## Given task
Rewrite everything from the line containing "- data-label: (8.3%): [81, 172, 155, 200]" down to the line containing "give me the" as a numbered list, with blank lines dropped.

[Stored dataset items]

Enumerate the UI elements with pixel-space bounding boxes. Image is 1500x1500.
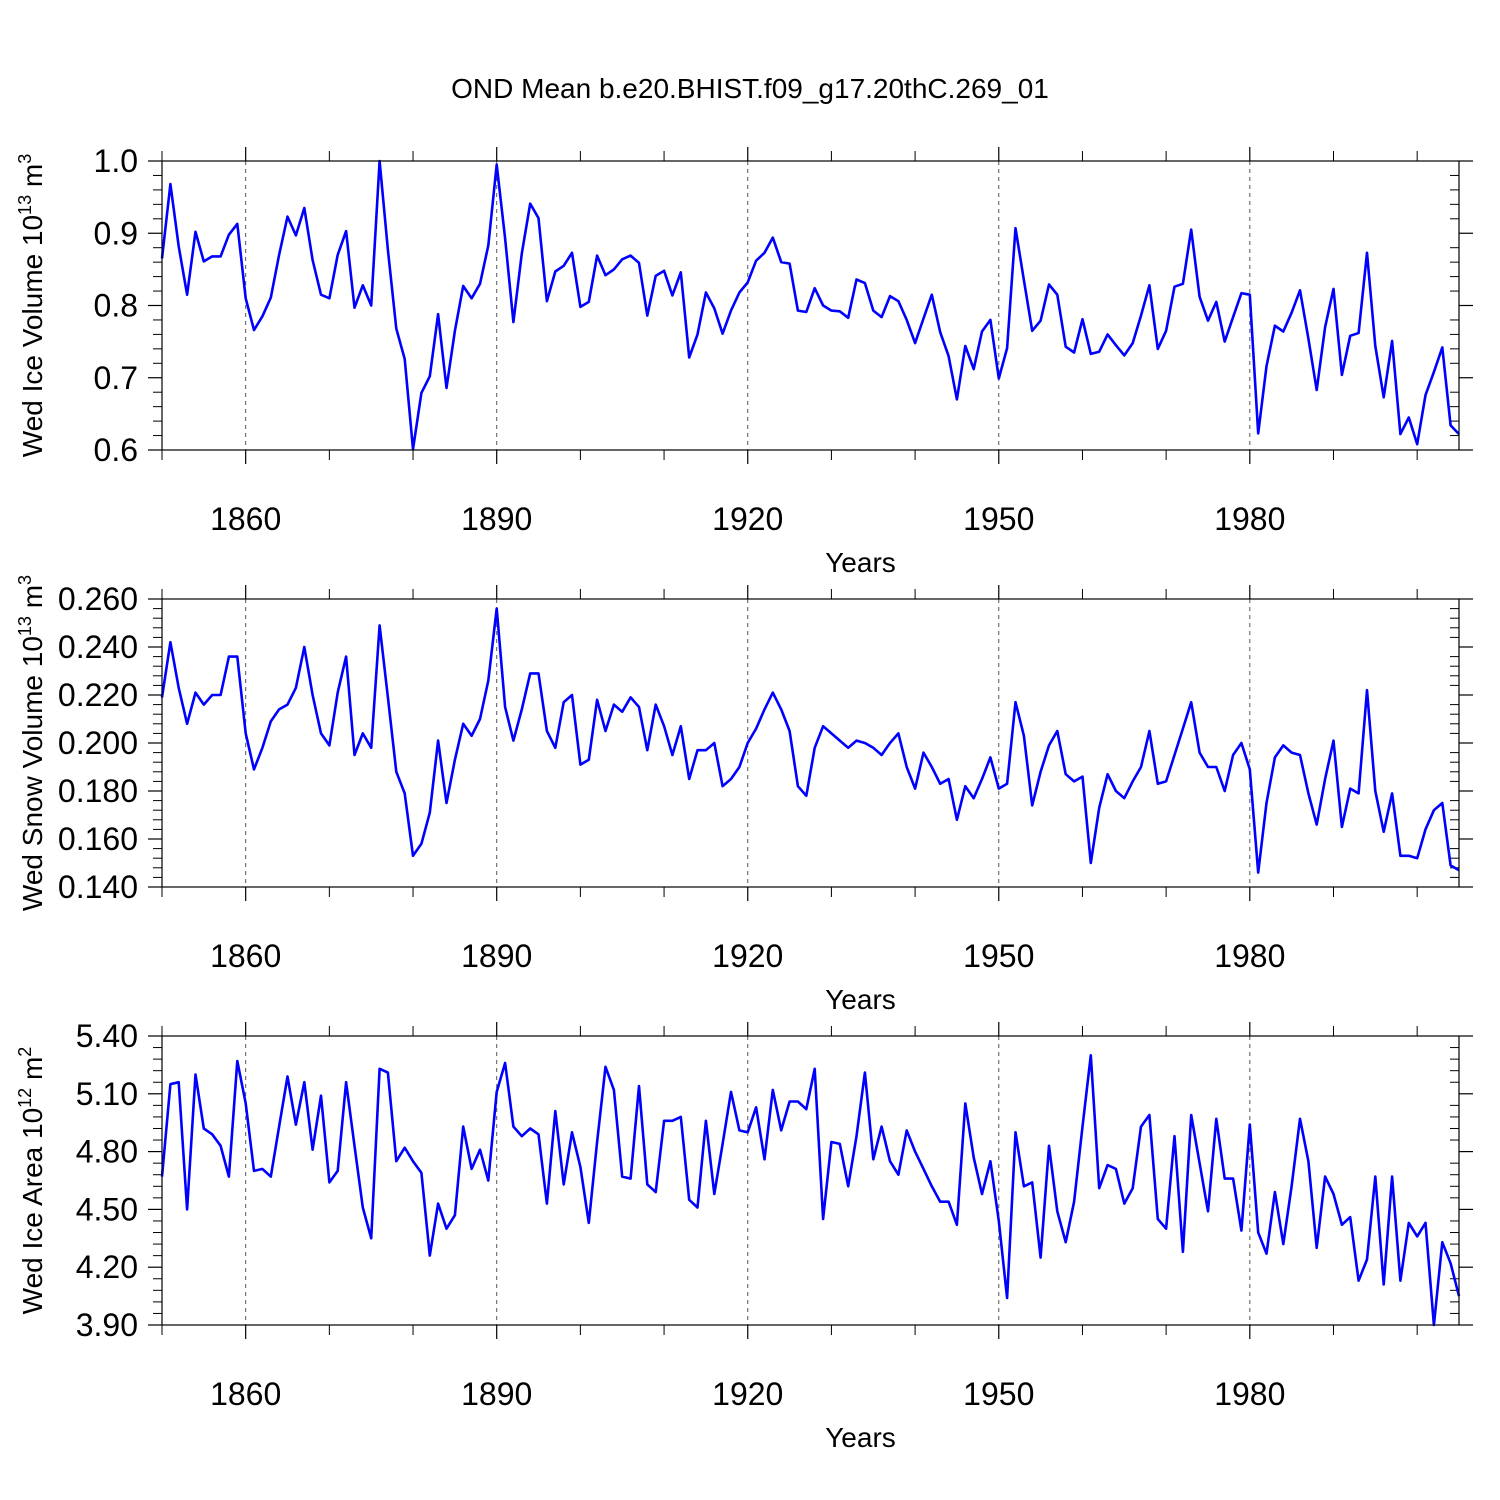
snow-volume-xtick-label: 1950 <box>963 938 1034 974</box>
ice-volume-ylabel-exp1: 13 <box>15 195 35 215</box>
ice-volume-y-tick-labels: 0.6 0.7 0.8 0.9 1.0 <box>94 143 138 468</box>
ice-area-xtick-label: 1980 <box>1214 1376 1285 1412</box>
snow-volume-y-tick-labels: 0.140 0.160 0.180 0.200 0.220 0.240 0.260 <box>58 581 138 905</box>
snow-volume-plot-frame <box>161 598 1460 888</box>
figure-title: OND Mean b.e20.BHIST.f09_g17.20thC.269_0… <box>451 73 1049 104</box>
ice-volume-plot-frame <box>161 160 1460 451</box>
snow-volume-ytick-label: 0.200 <box>58 725 138 761</box>
ice-volume-xtick-label: 1980 <box>1214 501 1285 537</box>
ice-area-ylabel-exp2: 2 <box>15 1047 35 1057</box>
snow-volume-xtick-label: 1920 <box>712 938 783 974</box>
ice-area-xtick-label: 1890 <box>461 1376 532 1412</box>
ice-area-x-tick-labels: 1860 1890 1920 1950 1980 <box>210 1376 1285 1412</box>
snow-volume-xtick-label: 1890 <box>461 938 532 974</box>
ice-area-panel: 3.90 4.20 4.50 4.80 5.10 5.40 1860 1890 1920 195… <box>15 1018 1473 1453</box>
ice-volume-xtick-label: 1860 <box>210 501 281 537</box>
snow-volume-ylabel-base: Wed Snow Volume 10 <box>17 636 48 911</box>
ice-volume-major-ticks <box>148 147 1473 464</box>
ice-volume-panel: 0.6 0.7 0.8 0.9 1.0 1860 1890 1920 1950 1980 Yea… <box>15 143 1473 578</box>
ice-volume-y-axis-label: Wed Ice Volume 1013 m3 <box>15 154 48 457</box>
ice-area-y-tick-labels: 3.90 4.20 4.50 4.80 5.10 5.40 <box>76 1018 138 1343</box>
ice-area-xtick-label: 1860 <box>210 1376 281 1412</box>
ice-area-minor-ticks <box>153 1026 1459 1335</box>
snow-volume-ytick-label: 0.260 <box>58 581 138 617</box>
snow-volume-minor-ticks <box>153 589 1459 897</box>
ice-volume-series <box>160 159 1460 451</box>
snow-volume-ylabel-exp1: 13 <box>15 616 35 636</box>
ice-area-ylabel-exp1: 12 <box>15 1088 35 1108</box>
ice-volume-xtick-label: 1890 <box>461 501 532 537</box>
ice-area-ylabel-mid: m <box>17 1057 48 1088</box>
snow-volume-x-axis-label: Years <box>825 984 896 1015</box>
ice-area-y-axis-label: Wed Ice Area 1012 m2 <box>15 1047 48 1315</box>
ice-area-line <box>160 1054 1461 1327</box>
ice-volume-ytick-label: 0.9 <box>94 215 138 251</box>
ice-volume-ylabel-mid: m <box>17 164 48 195</box>
snow-volume-ytick-label: 0.240 <box>58 629 138 665</box>
ice-area-plot-frame <box>161 1035 1460 1326</box>
snow-volume-x-tick-labels: 1860 1890 1920 1950 1980 <box>210 938 1285 974</box>
ice-area-ytick-label: 4.50 <box>76 1191 138 1227</box>
snow-volume-major-ticks <box>148 585 1473 901</box>
ice-area-ytick-label: 4.20 <box>76 1249 138 1285</box>
snow-volume-ytick-label: 0.140 <box>58 869 138 905</box>
snow-volume-xtick-label: 1860 <box>210 938 281 974</box>
ice-volume-line <box>160 159 1460 451</box>
ice-area-ylabel-base: Wed Ice Area 10 <box>17 1108 48 1315</box>
snow-volume-xtick-label: 1980 <box>1214 938 1285 974</box>
ice-area-ytick-label: 5.10 <box>76 1076 138 1112</box>
ice-volume-ylabel-exp2: 3 <box>15 154 35 164</box>
snow-volume-series <box>160 607 1460 874</box>
ice-area-ytick-label: 5.40 <box>76 1018 138 1054</box>
ice-volume-ylabel-base: Wed Ice Volume 10 <box>17 215 48 457</box>
ice-area-xtick-label: 1920 <box>712 1376 783 1412</box>
snow-volume-panel: 0.140 0.160 0.180 0.200 0.220 0.240 0.260 1860… <box>15 575 1473 1015</box>
snow-volume-line <box>160 607 1460 874</box>
snow-volume-ytick-label: 0.220 <box>58 677 138 713</box>
ice-volume-x-tick-labels: 1860 1890 1920 1950 1980 <box>210 501 1285 537</box>
ice-area-xtick-label: 1950 <box>963 1376 1034 1412</box>
ice-volume-ytick-label: 0.6 <box>94 432 138 468</box>
ice-volume-xtick-label: 1920 <box>712 501 783 537</box>
ice-area-ytick-label: 4.80 <box>76 1134 138 1170</box>
snow-volume-ytick-label: 0.180 <box>58 773 138 809</box>
ice-volume-minor-ticks <box>153 151 1459 460</box>
ice-area-x-gridlines <box>245 1036 1251 1325</box>
ice-volume-ytick-label: 0.7 <box>94 360 138 396</box>
snow-volume-ylabel-exp2: 3 <box>15 575 35 585</box>
ice-area-major-ticks <box>148 1022 1473 1339</box>
ice-volume-x-axis-label: Years <box>825 547 896 578</box>
ice-volume-ytick-label: 0.8 <box>94 288 138 324</box>
ice-volume-ytick-label: 1.0 <box>94 143 138 179</box>
ice-volume-xtick-label: 1950 <box>963 501 1034 537</box>
snow-volume-y-axis-label: Wed Snow Volume 1013 m3 <box>15 575 48 911</box>
ice-area-x-axis-label: Years <box>825 1422 896 1453</box>
snow-volume-ytick-label: 0.160 <box>58 821 138 857</box>
ice-area-ytick-label: 3.90 <box>76 1307 138 1343</box>
ice-area-series <box>160 1054 1461 1327</box>
snow-volume-ylabel-mid: m <box>17 585 48 616</box>
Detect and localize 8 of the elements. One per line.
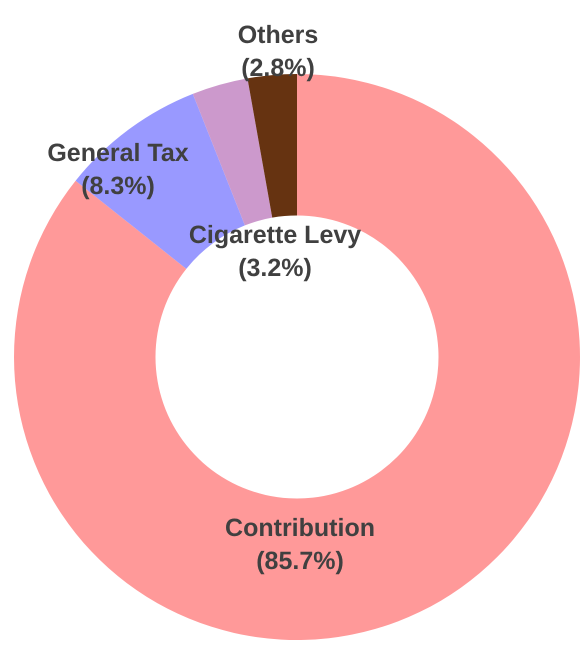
- data-label: (8.3%): [81, 172, 155, 200]
- data-label: (85.7%): [256, 546, 344, 575]
- slice-label: Cigarette Levy: [188, 220, 362, 249]
- slice-label: Others: [238, 20, 318, 49]
- slice-label: Contribution: [225, 514, 375, 542]
- data-label: (3.2%): [238, 254, 312, 282]
- data-label: (2.8%): [241, 54, 315, 82]
- slice-label: General Tax: [47, 138, 189, 167]
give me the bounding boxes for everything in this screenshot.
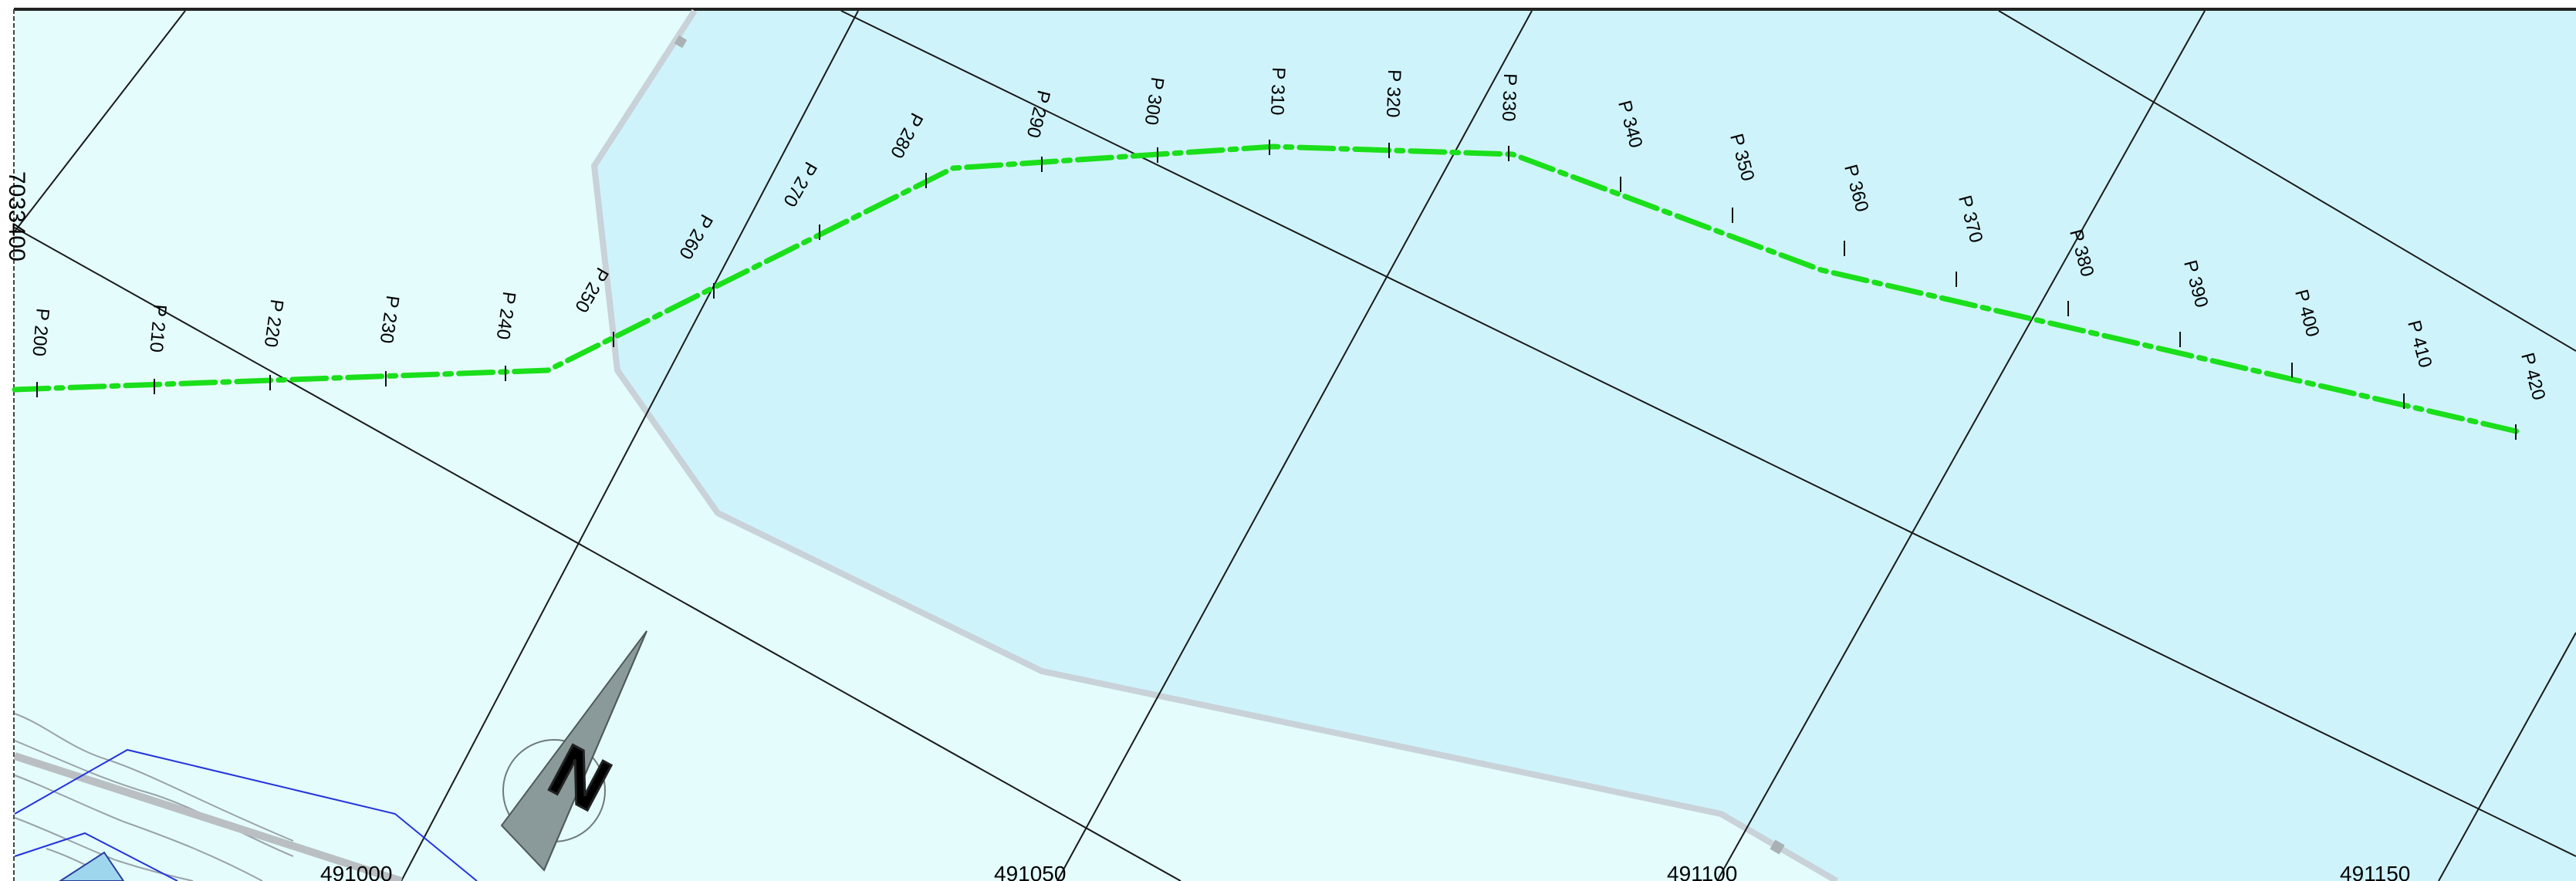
station-label: P 200 <box>28 307 52 356</box>
station-label: P 320 <box>1382 69 1405 118</box>
easting-label: 491150 <box>2340 862 2410 881</box>
grid-line <box>1998 10 2576 352</box>
shore-marker-top <box>674 35 688 49</box>
station-label: P 310 <box>1266 67 1289 116</box>
small-building <box>59 851 125 881</box>
grid-line <box>2438 632 2576 881</box>
grid-line <box>401 10 859 881</box>
grid-line <box>1056 10 1533 881</box>
shoreline <box>591 8 1839 881</box>
north-arrow-spine <box>543 630 647 871</box>
coordinate-grid <box>14 10 2576 881</box>
easting-label: 491000 <box>320 862 392 881</box>
water-area <box>594 11 2576 881</box>
contour-lines <box>14 713 294 881</box>
alignment-centerline <box>12 143 2523 435</box>
grid-line <box>2179 663 2576 857</box>
grid-line <box>1716 10 2206 881</box>
plot-boundary <box>14 748 478 881</box>
grid-line <box>14 10 186 232</box>
easting-labels: 491000 491050 491100 491150 <box>320 862 2410 881</box>
easting-label: 491050 <box>994 862 1066 881</box>
station-label: P 330 <box>1498 73 1520 122</box>
grid-line <box>14 227 1182 881</box>
easting-label: 491100 <box>1667 862 1737 881</box>
shore-marker-bottom <box>1770 839 1785 855</box>
plot-boundary <box>14 832 178 881</box>
grid-line <box>840 10 2181 664</box>
northing-label: 7033400 <box>4 171 29 262</box>
station-label: P 210 <box>145 303 170 353</box>
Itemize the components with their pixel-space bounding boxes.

## Output of the exercise
1. - data-label: (8.3%): [81, 172, 155, 200]
2. - data-label: (85.7%): [256, 546, 344, 575]
3. - slice-label: Cigarette Levy: [188, 220, 362, 249]
4. - slice-label: Others: [238, 20, 318, 49]
5. - slice-label: Contribution: [225, 514, 375, 542]
6. - data-label: (3.2%): [238, 254, 312, 282]
7. - data-label: (2.8%): [241, 54, 315, 82]
8. - slice-label: General Tax: [47, 138, 189, 167]
9. give me the bounding boxes for everything in this screenshot.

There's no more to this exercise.